→ Dataset:
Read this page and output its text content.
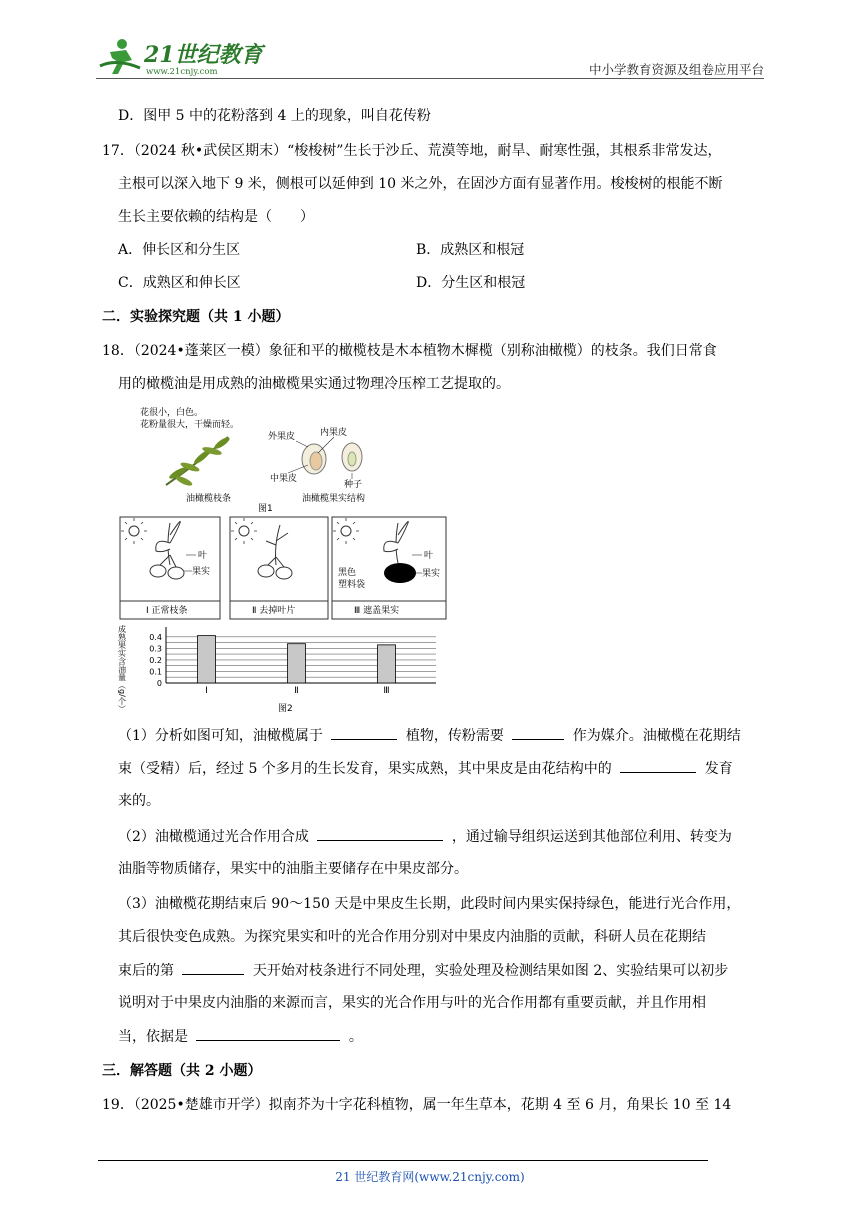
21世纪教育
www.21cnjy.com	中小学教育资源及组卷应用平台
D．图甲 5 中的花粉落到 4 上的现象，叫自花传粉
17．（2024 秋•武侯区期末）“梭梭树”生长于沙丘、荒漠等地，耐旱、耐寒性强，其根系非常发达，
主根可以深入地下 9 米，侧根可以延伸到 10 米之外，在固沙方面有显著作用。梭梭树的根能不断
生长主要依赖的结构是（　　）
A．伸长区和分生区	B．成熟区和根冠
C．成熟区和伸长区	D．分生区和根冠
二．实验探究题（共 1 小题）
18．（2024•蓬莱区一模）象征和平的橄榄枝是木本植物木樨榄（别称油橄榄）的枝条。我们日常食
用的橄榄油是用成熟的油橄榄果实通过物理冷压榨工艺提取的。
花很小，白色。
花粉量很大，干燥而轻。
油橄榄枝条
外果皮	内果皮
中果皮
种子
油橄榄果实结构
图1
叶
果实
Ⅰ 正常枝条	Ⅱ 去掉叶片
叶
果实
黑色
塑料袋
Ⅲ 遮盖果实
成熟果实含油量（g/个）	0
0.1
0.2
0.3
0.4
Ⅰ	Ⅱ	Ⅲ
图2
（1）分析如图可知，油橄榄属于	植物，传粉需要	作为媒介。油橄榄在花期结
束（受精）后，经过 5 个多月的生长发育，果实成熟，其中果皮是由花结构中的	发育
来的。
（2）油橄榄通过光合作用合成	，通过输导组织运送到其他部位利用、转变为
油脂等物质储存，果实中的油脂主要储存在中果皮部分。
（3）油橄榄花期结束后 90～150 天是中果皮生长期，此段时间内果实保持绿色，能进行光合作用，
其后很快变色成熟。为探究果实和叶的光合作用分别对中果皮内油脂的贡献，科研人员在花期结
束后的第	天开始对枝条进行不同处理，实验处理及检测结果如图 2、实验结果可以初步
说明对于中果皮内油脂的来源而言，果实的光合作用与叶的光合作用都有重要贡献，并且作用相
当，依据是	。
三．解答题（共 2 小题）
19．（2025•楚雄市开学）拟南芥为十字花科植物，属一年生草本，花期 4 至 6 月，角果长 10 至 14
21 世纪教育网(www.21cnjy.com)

---

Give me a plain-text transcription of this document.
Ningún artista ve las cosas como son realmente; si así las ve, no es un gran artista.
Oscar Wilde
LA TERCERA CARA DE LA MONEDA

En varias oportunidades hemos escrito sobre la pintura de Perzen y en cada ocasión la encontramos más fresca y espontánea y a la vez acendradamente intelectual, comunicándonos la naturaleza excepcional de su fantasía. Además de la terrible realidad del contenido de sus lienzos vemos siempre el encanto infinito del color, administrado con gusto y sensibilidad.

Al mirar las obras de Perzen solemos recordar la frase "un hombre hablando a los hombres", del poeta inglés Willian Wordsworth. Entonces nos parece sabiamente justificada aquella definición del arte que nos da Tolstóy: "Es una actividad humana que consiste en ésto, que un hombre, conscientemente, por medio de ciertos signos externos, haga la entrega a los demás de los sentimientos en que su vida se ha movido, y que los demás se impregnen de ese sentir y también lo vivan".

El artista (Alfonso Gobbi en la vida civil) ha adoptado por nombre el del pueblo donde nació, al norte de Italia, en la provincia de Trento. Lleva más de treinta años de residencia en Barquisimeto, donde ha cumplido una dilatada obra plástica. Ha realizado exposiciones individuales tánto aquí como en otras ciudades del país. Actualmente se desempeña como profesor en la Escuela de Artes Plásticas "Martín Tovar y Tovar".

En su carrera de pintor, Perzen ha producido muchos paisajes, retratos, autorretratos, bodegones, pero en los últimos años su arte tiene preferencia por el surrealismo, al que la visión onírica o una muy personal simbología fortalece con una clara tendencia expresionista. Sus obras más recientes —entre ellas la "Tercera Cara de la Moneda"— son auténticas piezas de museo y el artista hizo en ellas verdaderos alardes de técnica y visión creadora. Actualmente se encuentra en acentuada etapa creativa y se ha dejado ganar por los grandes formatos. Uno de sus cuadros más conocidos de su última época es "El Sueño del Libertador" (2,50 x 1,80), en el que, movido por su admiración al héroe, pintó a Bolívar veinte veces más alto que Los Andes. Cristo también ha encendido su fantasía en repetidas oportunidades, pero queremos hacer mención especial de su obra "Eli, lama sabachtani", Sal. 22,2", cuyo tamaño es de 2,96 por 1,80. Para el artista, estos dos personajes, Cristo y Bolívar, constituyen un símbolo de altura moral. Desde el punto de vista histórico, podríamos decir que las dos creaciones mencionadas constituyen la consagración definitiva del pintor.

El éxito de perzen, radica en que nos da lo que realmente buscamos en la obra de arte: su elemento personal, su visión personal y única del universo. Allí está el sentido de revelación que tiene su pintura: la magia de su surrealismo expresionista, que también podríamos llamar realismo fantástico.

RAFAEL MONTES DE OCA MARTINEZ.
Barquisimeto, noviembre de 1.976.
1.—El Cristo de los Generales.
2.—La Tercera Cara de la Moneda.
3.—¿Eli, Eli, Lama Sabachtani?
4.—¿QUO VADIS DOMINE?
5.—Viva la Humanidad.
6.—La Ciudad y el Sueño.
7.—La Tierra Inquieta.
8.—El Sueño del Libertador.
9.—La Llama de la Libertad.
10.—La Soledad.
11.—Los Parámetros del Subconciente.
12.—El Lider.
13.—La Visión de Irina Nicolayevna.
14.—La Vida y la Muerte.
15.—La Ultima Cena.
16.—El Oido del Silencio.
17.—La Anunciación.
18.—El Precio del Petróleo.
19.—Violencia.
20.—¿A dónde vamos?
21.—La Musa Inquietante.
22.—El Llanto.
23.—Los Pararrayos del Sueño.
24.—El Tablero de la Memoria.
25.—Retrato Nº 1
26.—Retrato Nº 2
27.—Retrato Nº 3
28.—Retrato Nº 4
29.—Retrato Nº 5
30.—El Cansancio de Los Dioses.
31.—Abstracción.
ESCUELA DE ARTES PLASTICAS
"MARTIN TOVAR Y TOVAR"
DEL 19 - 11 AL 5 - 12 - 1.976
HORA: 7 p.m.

→ Aim:
Look through the records and gather every line containing "this".

→ Right answer:
Read this page and output its text content.
Give me a plain-text transcription of this document.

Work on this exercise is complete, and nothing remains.